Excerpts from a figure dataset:
□ □ □ □ □ □ □

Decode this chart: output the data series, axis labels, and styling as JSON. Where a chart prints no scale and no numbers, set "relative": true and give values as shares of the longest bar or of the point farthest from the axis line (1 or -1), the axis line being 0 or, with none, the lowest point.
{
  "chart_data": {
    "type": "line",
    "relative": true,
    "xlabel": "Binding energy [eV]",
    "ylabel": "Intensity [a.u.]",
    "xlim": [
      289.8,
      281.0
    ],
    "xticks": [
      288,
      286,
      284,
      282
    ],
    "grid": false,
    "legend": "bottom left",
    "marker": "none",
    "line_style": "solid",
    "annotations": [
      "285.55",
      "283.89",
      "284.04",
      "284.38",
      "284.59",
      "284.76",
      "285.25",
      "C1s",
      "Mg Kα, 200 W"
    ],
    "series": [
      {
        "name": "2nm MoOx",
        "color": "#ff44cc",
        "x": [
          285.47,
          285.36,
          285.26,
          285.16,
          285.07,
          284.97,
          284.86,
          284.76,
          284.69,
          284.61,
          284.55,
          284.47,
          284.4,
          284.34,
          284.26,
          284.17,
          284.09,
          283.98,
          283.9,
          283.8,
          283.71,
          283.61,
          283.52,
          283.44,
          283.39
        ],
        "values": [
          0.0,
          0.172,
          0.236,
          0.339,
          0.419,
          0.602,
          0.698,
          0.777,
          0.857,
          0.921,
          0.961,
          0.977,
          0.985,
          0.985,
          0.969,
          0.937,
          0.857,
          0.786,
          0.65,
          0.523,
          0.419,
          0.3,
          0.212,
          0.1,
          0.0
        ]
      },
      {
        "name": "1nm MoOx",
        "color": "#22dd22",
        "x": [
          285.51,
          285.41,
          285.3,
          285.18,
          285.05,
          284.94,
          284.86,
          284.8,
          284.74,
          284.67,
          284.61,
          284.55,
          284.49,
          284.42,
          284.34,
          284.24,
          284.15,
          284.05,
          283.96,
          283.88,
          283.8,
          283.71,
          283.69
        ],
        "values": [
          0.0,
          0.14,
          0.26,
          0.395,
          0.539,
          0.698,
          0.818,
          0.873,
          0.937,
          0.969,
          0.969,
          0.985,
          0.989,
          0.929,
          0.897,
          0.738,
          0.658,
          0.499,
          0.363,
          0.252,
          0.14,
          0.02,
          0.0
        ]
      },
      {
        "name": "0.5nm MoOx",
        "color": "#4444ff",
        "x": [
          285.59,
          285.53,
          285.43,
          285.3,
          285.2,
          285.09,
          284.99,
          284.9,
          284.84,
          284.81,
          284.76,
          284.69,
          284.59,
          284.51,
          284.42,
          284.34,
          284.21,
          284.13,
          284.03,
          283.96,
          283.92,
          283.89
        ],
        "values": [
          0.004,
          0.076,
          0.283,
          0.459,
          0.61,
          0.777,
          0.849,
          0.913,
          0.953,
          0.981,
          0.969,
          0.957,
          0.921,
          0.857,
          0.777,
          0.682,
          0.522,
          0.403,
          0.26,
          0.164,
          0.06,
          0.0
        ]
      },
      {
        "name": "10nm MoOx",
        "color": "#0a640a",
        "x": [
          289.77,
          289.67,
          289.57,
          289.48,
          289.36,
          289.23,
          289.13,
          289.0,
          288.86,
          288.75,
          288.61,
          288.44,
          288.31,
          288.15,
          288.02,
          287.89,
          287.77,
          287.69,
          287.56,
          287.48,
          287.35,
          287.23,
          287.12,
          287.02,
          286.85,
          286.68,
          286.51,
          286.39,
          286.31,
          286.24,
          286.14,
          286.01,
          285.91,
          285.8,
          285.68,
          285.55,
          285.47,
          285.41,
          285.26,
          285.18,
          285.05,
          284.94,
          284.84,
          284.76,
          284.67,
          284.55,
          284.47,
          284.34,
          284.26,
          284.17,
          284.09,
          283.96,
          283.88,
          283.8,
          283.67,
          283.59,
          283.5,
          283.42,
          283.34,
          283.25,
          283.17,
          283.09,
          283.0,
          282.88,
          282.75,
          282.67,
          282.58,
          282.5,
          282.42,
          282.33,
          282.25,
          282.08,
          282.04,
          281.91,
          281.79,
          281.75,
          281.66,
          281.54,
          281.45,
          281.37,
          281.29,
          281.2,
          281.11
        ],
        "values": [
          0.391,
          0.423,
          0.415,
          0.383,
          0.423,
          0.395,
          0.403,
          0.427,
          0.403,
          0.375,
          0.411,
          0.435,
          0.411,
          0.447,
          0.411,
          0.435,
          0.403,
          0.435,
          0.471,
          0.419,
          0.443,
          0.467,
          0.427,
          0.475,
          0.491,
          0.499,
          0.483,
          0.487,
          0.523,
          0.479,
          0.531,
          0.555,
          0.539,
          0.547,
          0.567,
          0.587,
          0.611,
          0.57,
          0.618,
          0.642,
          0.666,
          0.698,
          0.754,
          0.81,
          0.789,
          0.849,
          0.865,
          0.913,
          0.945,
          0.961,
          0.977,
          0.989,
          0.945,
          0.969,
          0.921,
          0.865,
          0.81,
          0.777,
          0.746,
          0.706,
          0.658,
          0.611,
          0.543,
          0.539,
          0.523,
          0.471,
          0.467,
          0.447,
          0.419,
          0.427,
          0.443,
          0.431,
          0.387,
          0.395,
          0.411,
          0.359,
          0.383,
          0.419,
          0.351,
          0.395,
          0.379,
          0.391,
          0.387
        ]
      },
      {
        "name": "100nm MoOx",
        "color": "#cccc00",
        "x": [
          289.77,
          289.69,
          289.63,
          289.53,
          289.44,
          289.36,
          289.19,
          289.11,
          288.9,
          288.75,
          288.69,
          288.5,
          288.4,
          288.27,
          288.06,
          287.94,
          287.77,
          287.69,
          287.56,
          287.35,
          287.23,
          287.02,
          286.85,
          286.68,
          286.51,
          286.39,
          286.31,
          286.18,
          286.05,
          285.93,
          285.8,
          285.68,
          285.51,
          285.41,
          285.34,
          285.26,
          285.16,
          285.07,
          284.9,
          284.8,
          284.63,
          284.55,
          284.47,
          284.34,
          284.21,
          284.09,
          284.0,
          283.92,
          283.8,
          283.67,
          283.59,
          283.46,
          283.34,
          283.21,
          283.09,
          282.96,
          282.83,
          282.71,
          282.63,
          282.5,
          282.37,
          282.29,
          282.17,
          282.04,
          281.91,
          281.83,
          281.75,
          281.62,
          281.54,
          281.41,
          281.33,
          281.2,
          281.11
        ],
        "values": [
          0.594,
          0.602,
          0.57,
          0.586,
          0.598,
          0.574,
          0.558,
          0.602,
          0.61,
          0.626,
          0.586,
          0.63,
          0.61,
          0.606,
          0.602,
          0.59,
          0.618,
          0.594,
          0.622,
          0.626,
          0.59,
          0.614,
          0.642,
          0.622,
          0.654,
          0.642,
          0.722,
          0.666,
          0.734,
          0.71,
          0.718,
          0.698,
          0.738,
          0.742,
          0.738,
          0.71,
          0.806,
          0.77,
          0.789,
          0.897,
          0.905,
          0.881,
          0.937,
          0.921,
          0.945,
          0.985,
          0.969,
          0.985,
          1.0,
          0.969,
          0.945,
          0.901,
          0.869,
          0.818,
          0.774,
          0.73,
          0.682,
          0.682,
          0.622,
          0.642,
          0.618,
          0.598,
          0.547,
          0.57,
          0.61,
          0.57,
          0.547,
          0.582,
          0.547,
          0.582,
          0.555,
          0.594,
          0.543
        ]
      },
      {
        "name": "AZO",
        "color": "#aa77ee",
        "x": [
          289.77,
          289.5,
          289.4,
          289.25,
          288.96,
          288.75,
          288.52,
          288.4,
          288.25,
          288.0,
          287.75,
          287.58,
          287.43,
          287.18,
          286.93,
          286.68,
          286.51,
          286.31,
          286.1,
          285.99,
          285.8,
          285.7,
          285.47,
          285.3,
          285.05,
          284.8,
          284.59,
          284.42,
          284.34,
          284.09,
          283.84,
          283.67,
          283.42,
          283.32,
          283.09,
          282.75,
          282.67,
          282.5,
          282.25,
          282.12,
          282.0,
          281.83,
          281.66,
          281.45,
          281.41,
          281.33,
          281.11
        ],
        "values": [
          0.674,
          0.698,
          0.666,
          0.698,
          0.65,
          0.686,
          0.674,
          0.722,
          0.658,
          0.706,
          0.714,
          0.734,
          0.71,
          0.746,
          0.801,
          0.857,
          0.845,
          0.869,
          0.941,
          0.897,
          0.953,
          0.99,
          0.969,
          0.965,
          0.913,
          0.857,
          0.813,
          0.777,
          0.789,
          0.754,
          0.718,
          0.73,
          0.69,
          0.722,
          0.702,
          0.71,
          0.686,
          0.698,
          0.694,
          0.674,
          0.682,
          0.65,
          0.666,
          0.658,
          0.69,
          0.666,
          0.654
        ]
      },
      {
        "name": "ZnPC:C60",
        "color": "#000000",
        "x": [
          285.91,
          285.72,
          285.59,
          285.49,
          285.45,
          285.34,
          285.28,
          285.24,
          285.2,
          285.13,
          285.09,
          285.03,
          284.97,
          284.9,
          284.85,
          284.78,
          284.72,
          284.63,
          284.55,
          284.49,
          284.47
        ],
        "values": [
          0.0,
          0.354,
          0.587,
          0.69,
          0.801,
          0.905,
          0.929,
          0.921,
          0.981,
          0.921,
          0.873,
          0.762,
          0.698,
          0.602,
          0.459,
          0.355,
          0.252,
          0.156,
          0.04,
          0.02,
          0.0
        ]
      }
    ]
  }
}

□ □ □ □ □ □ □

List all lines above in which the string "none" appears.

__Solution to this exercise__.
Decode this chart: output the data series, axis labels, and styling as JSON. Where a chart prints no scale and no numbers, set "relative": true and give values as shares of the longest bar or of the point farthest from the axis line (1 or -1), the axis line being 0 or, with none, the lowest point.
    "marker": "none",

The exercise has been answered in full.